Repeat the records below exactly, leaving out every picture.

Data items

● ● ● ● ● ● ●

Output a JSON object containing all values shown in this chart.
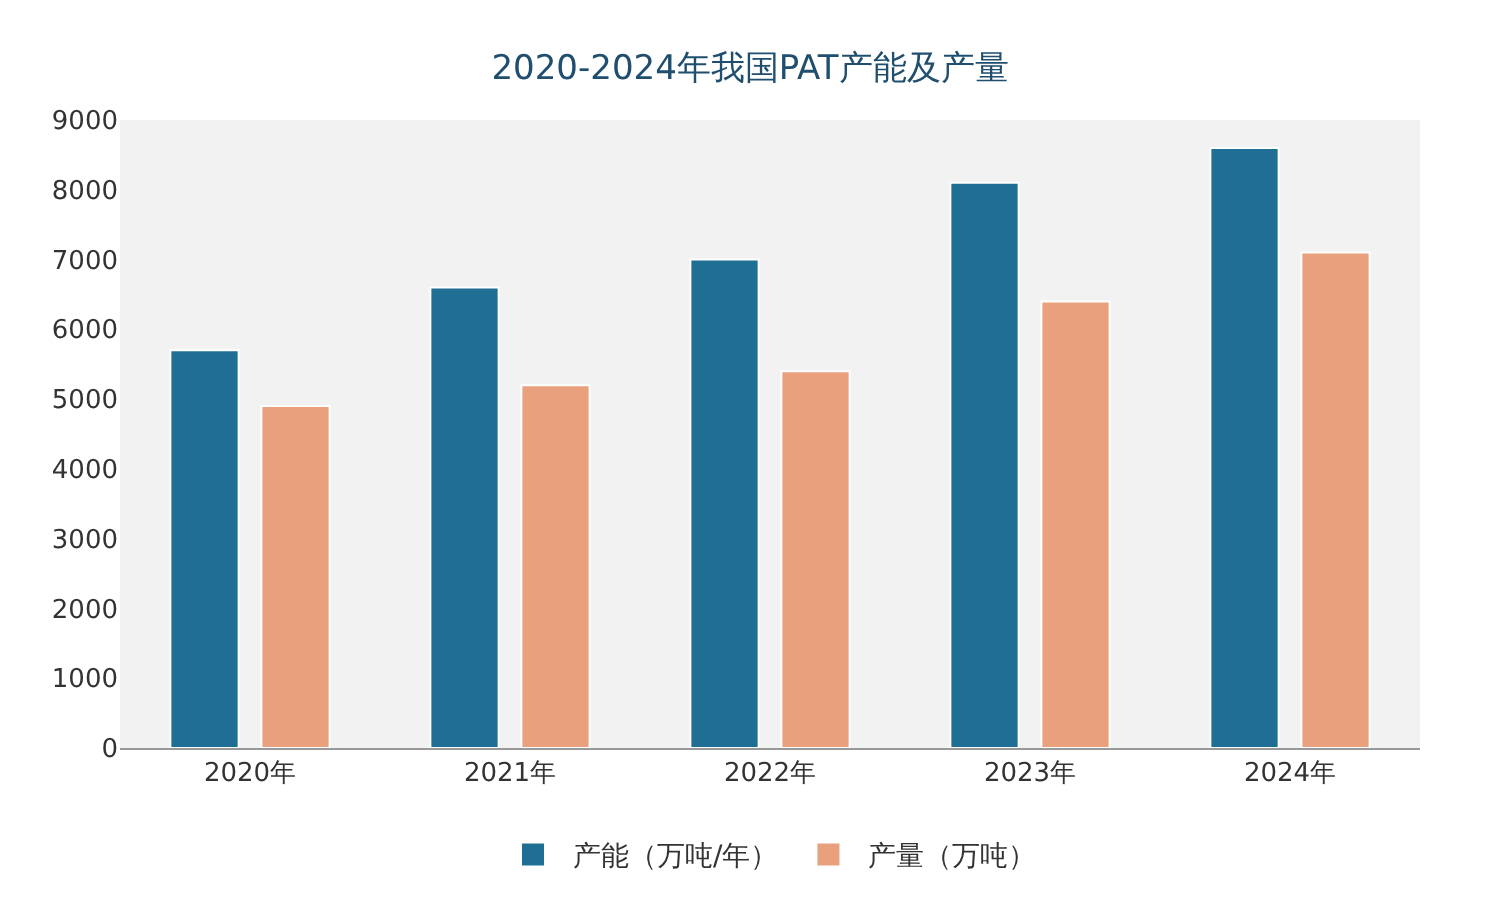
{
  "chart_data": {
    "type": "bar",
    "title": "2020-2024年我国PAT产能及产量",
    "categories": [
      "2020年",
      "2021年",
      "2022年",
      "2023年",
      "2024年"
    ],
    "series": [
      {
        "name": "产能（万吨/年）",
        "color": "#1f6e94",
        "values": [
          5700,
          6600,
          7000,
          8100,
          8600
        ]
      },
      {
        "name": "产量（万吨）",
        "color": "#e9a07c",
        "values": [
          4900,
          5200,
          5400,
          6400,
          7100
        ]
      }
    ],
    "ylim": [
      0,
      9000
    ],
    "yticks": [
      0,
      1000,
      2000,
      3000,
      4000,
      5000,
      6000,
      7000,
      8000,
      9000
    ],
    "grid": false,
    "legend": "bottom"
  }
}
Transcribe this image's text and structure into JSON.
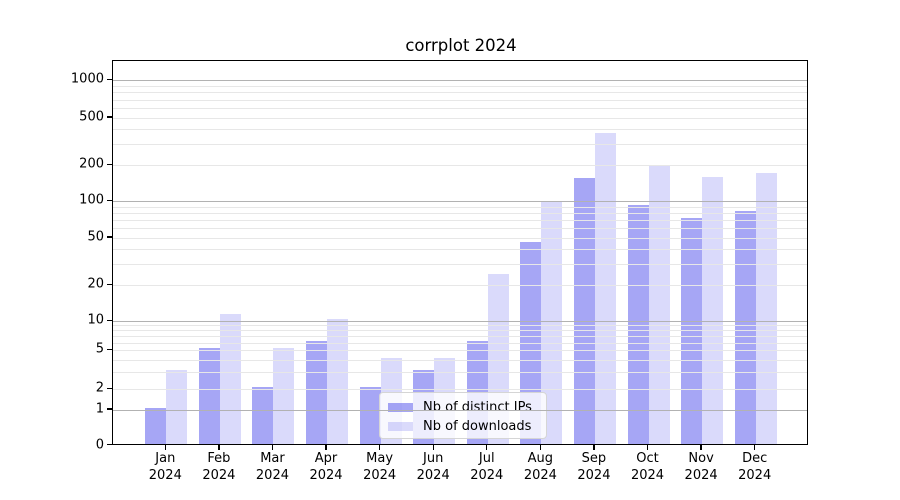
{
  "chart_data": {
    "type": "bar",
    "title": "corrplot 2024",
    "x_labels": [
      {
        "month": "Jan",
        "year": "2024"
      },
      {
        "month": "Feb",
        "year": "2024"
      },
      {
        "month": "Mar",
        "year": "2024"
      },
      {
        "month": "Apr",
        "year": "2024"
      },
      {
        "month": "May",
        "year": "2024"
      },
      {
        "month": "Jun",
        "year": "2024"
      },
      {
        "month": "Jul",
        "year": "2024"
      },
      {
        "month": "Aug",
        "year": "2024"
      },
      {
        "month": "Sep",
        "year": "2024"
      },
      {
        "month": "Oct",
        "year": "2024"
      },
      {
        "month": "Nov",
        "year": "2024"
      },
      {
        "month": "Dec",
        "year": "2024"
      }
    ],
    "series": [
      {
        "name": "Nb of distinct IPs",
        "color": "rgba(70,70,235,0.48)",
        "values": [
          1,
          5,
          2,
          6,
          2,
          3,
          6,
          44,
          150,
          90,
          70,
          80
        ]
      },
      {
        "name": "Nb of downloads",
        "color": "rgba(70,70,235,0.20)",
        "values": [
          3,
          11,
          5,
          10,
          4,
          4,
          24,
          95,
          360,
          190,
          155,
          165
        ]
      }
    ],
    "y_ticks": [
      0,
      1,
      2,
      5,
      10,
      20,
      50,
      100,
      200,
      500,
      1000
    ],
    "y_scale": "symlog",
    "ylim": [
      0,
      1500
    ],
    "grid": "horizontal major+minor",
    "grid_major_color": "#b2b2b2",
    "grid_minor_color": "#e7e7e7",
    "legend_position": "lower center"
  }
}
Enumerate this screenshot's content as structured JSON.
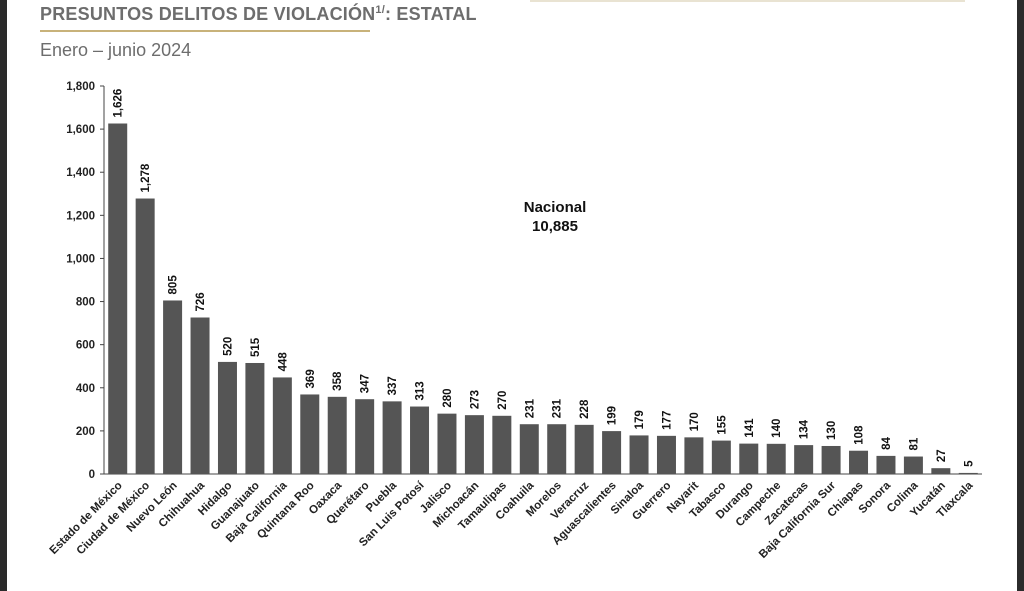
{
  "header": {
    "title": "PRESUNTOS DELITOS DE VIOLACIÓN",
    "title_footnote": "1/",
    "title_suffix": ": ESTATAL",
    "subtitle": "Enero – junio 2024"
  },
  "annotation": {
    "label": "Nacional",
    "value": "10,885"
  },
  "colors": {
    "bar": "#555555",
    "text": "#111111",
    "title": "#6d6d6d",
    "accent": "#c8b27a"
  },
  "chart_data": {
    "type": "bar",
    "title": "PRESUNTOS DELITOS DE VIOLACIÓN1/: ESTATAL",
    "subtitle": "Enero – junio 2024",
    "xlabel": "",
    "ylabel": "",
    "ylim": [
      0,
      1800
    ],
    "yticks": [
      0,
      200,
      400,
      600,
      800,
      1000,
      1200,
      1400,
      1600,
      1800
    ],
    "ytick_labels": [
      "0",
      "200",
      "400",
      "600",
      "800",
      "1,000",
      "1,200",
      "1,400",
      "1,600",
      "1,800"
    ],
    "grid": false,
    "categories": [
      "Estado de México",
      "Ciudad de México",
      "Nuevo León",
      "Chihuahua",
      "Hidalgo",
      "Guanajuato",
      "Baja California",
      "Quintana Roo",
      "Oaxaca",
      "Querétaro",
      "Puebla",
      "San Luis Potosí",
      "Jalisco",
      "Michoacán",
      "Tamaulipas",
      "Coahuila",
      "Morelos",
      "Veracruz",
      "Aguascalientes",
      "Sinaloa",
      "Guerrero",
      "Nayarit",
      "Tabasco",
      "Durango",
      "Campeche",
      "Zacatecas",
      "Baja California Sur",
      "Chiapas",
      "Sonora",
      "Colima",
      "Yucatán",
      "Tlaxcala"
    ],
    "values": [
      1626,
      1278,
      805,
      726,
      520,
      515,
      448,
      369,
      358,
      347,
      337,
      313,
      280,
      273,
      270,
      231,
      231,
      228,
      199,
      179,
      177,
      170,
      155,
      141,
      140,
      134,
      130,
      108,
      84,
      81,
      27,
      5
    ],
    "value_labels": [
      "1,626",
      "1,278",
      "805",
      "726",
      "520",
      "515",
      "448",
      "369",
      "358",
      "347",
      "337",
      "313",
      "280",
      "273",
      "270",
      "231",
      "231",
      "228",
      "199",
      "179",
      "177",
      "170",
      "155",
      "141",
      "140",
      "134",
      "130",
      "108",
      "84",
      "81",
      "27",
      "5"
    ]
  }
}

● ● ● ● ● ● ●

[Answer to the exercise]:
Output a JSON object containing all values shown in this chart.
{
  "chart_data": {
    "type": "bar",
    "title": "2020-2024年我国PAT产能及产量",
    "categories": [
      "2020年",
      "2021年",
      "2022年",
      "2023年",
      "2024年"
    ],
    "series": [
      {
        "name": "产能（万吨/年）",
        "color": "#1f6e94",
        "values": [
          5700,
          6600,
          7000,
          8100,
          8600
        ]
      },
      {
        "name": "产量（万吨）",
        "color": "#e9a07c",
        "values": [
          4900,
          5200,
          5400,
          6400,
          7100
        ]
      }
    ],
    "ylim": [
      0,
      9000
    ],
    "yticks": [
      0,
      1000,
      2000,
      3000,
      4000,
      5000,
      6000,
      7000,
      8000,
      9000
    ],
    "grid": false,
    "legend": "bottom"
  }
}
Transcribe this image's text and structure into JSON.
{
  "chart_data": {
    "type": "bar",
    "title": "corrplot 2024",
    "x_labels": [
      {
        "month": "Jan",
        "year": "2024"
      },
      {
        "month": "Feb",
        "year": "2024"
      },
      {
        "month": "Mar",
        "year": "2024"
      },
      {
        "month": "Apr",
        "year": "2024"
      },
      {
        "month": "May",
        "year": "2024"
      },
      {
        "month": "Jun",
        "year": "2024"
      },
      {
        "month": "Jul",
        "year": "2024"
      },
      {
        "month": "Aug",
        "year": "2024"
      },
      {
        "month": "Sep",
        "year": "2024"
      },
      {
        "month": "Oct",
        "year": "2024"
      },
      {
        "month": "Nov",
        "year": "2024"
      },
      {
        "month": "Dec",
        "year": "2024"
      }
    ],
    "series": [
      {
        "name": "Nb of distinct IPs",
        "color": "rgba(70,70,235,0.48)",
        "values": [
          1,
          5,
          2,
          6,
          2,
          3,
          6,
          44,
          150,
          90,
          70,
          80
        ]
      },
      {
        "name": "Nb of downloads",
        "color": "rgba(70,70,235,0.20)",
        "values": [
          3,
          11,
          5,
          10,
          4,
          4,
          24,
          95,
          360,
          190,
          155,
          165
        ]
      }
    ],
    "y_ticks": [
      0,
      1,
      2,
      5,
      10,
      20,
      50,
      100,
      200,
      500,
      1000
    ],
    "y_scale": "symlog",
    "ylim": [
      0,
      1500
    ],
    "grid": "horizontal major+minor",
    "grid_major_color": "#b2b2b2",
    "grid_minor_color": "#e7e7e7",
    "legend_position": "lower center"
  }
}
Enumerate this screenshot's content as structured JSON.
{
  "header": {
    "title": "PRESUNTOS DELITOS DE VIOLACIÓN",
    "title_footnote": "1/",
    "title_suffix": ": ESTATAL",
    "subtitle": "Enero – junio 2024"
  },
  "annotation": {
    "label": "Nacional",
    "value": "10,885"
  },
  "colors": {
    "bar": "#555555",
    "text": "#111111",
    "title": "#6d6d6d",
    "accent": "#c8b27a"
  },
  "chart_data": {
    "type": "bar",
    "title": "PRESUNTOS DELITOS DE VIOLACIÓN1/: ESTATAL",
    "subtitle": "Enero – junio 2024",
    "xlabel": "",
    "ylabel": "",
    "ylim": [
      0,
      1800
    ],
    "yticks": [
      0,
      200,
      400,
      600,
      800,
      1000,
      1200,
      1400,
      1600,
      1800
    ],
    "ytick_labels": [
      "0",
      "200",
      "400",
      "600",
      "800",
      "1,000",
      "1,200",
      "1,400",
      "1,600",
      "1,800"
    ],
    "grid": false,
    "categories": [
      "Estado de México",
      "Ciudad de México",
      "Nuevo León",
      "Chihuahua",
      "Hidalgo",
      "Guanajuato",
      "Baja California",
      "Quintana Roo",
      "Oaxaca",
      "Querétaro",
      "Puebla",
      "San Luis Potosí",
      "Jalisco",
      "Michoacán",
      "Tamaulipas",
      "Coahuila",
      "Morelos",
      "Veracruz",
      "Aguascalientes",
      "Sinaloa",
      "Guerrero",
      "Nayarit",
      "Tabasco",
      "Durango",
      "Campeche",
      "Zacatecas",
      "Baja California Sur",
      "Chiapas",
      "Sonora",
      "Colima",
      "Yucatán",
      "Tlaxcala"
    ],
    "values": [
      1626,
      1278,
      805,
      726,
      520,
      515,
      448,
      369,
      358,
      347,
      337,
      313,
      280,
      273,
      270,
      231,
      231,
      228,
      199,
      179,
      177,
      170,
      155,
      141,
      140,
      134,
      130,
      108,
      84,
      81,
      27,
      5
    ],
    "value_labels": [
      "1,626",
      "1,278",
      "805",
      "726",
      "520",
      "515",
      "448",
      "369",
      "358",
      "347",
      "337",
      "313",
      "280",
      "273",
      "270",
      "231",
      "231",
      "228",
      "199",
      "179",
      "177",
      "170",
      "155",
      "141",
      "140",
      "134",
      "130",
      "108",
      "84",
      "81",
      "27",
      "5"
    ]
  }
}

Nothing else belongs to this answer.